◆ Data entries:

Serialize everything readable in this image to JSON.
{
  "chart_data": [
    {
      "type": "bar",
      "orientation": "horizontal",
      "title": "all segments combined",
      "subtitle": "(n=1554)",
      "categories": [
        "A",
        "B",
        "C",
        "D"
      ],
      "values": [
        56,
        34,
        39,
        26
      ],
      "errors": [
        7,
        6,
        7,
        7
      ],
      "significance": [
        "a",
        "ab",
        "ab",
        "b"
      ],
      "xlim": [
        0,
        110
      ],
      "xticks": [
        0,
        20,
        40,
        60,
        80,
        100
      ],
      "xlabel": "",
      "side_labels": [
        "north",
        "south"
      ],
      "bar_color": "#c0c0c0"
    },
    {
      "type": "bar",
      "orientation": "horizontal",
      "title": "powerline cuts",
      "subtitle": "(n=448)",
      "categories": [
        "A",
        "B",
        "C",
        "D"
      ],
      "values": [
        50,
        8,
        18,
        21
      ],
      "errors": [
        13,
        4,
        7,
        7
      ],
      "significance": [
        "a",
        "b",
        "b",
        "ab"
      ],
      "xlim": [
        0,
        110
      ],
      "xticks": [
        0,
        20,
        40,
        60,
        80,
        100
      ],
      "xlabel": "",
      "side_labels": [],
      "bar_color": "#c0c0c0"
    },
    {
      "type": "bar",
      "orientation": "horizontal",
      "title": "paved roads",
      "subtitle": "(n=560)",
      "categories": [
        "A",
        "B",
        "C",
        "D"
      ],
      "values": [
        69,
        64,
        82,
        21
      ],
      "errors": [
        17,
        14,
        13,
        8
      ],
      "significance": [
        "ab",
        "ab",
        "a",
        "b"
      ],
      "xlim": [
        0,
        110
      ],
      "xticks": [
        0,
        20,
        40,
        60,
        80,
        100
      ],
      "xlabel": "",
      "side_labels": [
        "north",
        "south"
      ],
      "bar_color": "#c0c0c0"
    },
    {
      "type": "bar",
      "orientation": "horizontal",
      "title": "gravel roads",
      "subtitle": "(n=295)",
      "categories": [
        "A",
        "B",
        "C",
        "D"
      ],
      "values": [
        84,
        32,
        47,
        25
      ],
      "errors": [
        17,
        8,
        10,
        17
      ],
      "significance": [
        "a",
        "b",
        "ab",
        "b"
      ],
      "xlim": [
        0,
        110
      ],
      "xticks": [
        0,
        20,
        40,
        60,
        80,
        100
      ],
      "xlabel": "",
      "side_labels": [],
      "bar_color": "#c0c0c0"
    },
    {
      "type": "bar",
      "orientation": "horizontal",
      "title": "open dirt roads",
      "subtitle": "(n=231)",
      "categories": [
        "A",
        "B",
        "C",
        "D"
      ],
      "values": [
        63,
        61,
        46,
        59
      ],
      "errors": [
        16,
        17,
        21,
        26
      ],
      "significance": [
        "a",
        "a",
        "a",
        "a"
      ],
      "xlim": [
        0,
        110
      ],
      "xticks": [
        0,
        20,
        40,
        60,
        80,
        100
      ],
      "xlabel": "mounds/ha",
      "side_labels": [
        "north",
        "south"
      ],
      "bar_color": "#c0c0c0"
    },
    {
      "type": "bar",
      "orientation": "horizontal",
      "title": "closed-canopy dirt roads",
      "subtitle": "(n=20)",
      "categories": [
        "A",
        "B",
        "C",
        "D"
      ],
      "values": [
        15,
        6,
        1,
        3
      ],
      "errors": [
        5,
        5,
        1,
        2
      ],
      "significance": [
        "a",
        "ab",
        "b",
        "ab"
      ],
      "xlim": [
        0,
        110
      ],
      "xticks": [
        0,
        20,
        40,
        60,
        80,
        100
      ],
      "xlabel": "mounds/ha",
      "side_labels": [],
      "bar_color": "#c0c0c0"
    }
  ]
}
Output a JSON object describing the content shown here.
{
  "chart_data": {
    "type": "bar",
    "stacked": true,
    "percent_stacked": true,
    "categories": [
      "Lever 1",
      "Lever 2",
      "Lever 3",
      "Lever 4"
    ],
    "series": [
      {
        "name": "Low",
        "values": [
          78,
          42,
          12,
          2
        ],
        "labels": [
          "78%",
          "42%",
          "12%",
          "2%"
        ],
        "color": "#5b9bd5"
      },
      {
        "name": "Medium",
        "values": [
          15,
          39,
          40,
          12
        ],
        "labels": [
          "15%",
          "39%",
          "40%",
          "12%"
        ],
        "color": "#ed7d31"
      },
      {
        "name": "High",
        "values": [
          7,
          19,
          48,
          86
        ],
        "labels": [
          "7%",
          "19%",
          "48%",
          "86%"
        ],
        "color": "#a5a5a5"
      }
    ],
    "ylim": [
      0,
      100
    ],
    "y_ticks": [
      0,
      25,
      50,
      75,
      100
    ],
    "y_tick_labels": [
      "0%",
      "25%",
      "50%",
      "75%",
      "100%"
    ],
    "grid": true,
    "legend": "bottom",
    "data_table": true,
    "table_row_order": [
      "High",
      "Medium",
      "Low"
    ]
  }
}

◆ EXERCISE TASK: Return every line of the material exactly.

◆ EXERCISE RESULT:
Serialize everything readable in this image to JSON.
{
  "chart_data": [
    {
      "type": "bar",
      "orientation": "horizontal",
      "title": "all segments combined",
      "subtitle": "(n=1554)",
      "categories": [
        "A",
        "B",
        "C",
        "D"
      ],
      "values": [
        56,
        34,
        39,
        26
      ],
      "errors": [
        7,
        6,
        7,
        7
      ],
      "significance": [
        "a",
        "ab",
        "ab",
        "b"
      ],
      "xlim": [
        0,
        110
      ],
      "xticks": [
        0,
        20,
        40,
        60,
        80,
        100
      ],
      "xlabel": "",
      "side_labels": [
        "north",
        "south"
      ],
      "bar_color": "#c0c0c0"
    },
    {
      "type": "bar",
      "orientation": "horizontal",
      "title": "powerline cuts",
      "subtitle": "(n=448)",
      "categories": [
        "A",
        "B",
        "C",
        "D"
      ],
      "values": [
        50,
        8,
        18,
        21
      ],
      "errors": [
        13,
        4,
        7,
        7
      ],
      "significance": [
        "a",
        "b",
        "b",
        "ab"
      ],
      "xlim": [
        0,
        110
      ],
      "xticks": [
        0,
        20,
        40,
        60,
        80,
        100
      ],
      "xlabel": "",
      "side_labels": [],
      "bar_color": "#c0c0c0"
    },
    {
      "type": "bar",
      "orientation": "horizontal",
      "title": "paved roads",
      "subtitle": "(n=560)",
      "categories": [
        "A",
        "B",
        "C",
        "D"
      ],
      "values": [
        69,
        64,
        82,
        21
      ],
      "errors": [
        17,
        14,
        13,
        8
      ],
      "significance": [
        "ab",
        "ab",
        "a",
        "b"
      ],
      "xlim": [
        0,
        110
      ],
      "xticks": [
        0,
        20,
        40,
        60,
        80,
        100
      ],
      "xlabel": "",
      "side_labels": [
        "north",
        "south"
      ],
      "bar_color": "#c0c0c0"
    },
    {
      "type": "bar",
      "orientation": "horizontal",
      "title": "gravel roads",
      "subtitle": "(n=295)",
      "categories": [
        "A",
        "B",
        "C",
        "D"
      ],
      "values": [
        84,
        32,
        47,
        25
      ],
      "errors": [
        17,
        8,
        10,
        17
      ],
      "significance": [
        "a",
        "b",
        "ab",
        "b"
      ],
      "xlim": [
        0,
        110
      ],
      "xticks": [
        0,
        20,
        40,
        60,
        80,
        100
      ],
      "xlabel": "",
      "side_labels": [],
      "bar_color": "#c0c0c0"
    },
    {
      "type": "bar",
      "orientation": "horizontal",
      "title": "open dirt roads",
      "subtitle": "(n=231)",
      "categories": [
        "A",
        "B",
        "C",
        "D"
      ],
      "values": [
        63,
        61,
        46,
        59
      ],
      "errors": [
        16,
        17,
        21,
        26
      ],
      "significance": [
        "a",
        "a",
        "a",
        "a"
      ],
      "xlim": [
        0,
        110
      ],
      "xticks": [
        0,
        20,
        40,
        60,
        80,
        100
      ],
      "xlabel": "mounds/ha",
      "side_labels": [
        "north",
        "south"
      ],
      "bar_color": "#c0c0c0"
    },
    {
      "type": "bar",
      "orientation": "horizontal",
      "title": "closed-canopy dirt roads",
      "subtitle": "(n=20)",
      "categories": [
        "A",
        "B",
        "C",
        "D"
      ],
      "values": [
        15,
        6,
        1,
        3
      ],
      "errors": [
        5,
        5,
        1,
        2
      ],
      "significance": [
        "a",
        "ab",
        "b",
        "ab"
      ],
      "xlim": [
        0,
        110
      ],
      "xticks": [
        0,
        20,
        40,
        60,
        80,
        100
      ],
      "xlabel": "mounds/ha",
      "side_labels": [],
      "bar_color": "#c0c0c0"
    }
  ]
}
Output a JSON object describing the content shown here.
{
  "chart_data": {
    "type": "bar",
    "stacked": true,
    "percent_stacked": true,
    "categories": [
      "Lever 1",
      "Lever 2",
      "Lever 3",
      "Lever 4"
    ],
    "series": [
      {
        "name": "Low",
        "values": [
          78,
          42,
          12,
          2
        ],
        "labels": [
          "78%",
          "42%",
          "12%",
          "2%"
        ],
        "color": "#5b9bd5"
      },
      {
        "name": "Medium",
        "values": [
          15,
          39,
          40,
          12
        ],
        "labels": [
          "15%",
          "39%",
          "40%",
          "12%"
        ],
        "color": "#ed7d31"
      },
      {
        "name": "High",
        "values": [
          7,
          19,
          48,
          86
        ],
        "labels": [
          "7%",
          "19%",
          "48%",
          "86%"
        ],
        "color": "#a5a5a5"
      }
    ],
    "ylim": [
      0,
      100
    ],
    "y_ticks": [
      0,
      25,
      50,
      75,
      100
    ],
    "y_tick_labels": [
      "0%",
      "25%",
      "50%",
      "75%",
      "100%"
    ],
    "grid": true,
    "legend": "bottom",
    "data_table": true,
    "table_row_order": [
      "High",
      "Medium",
      "Low"
    ]
  }
}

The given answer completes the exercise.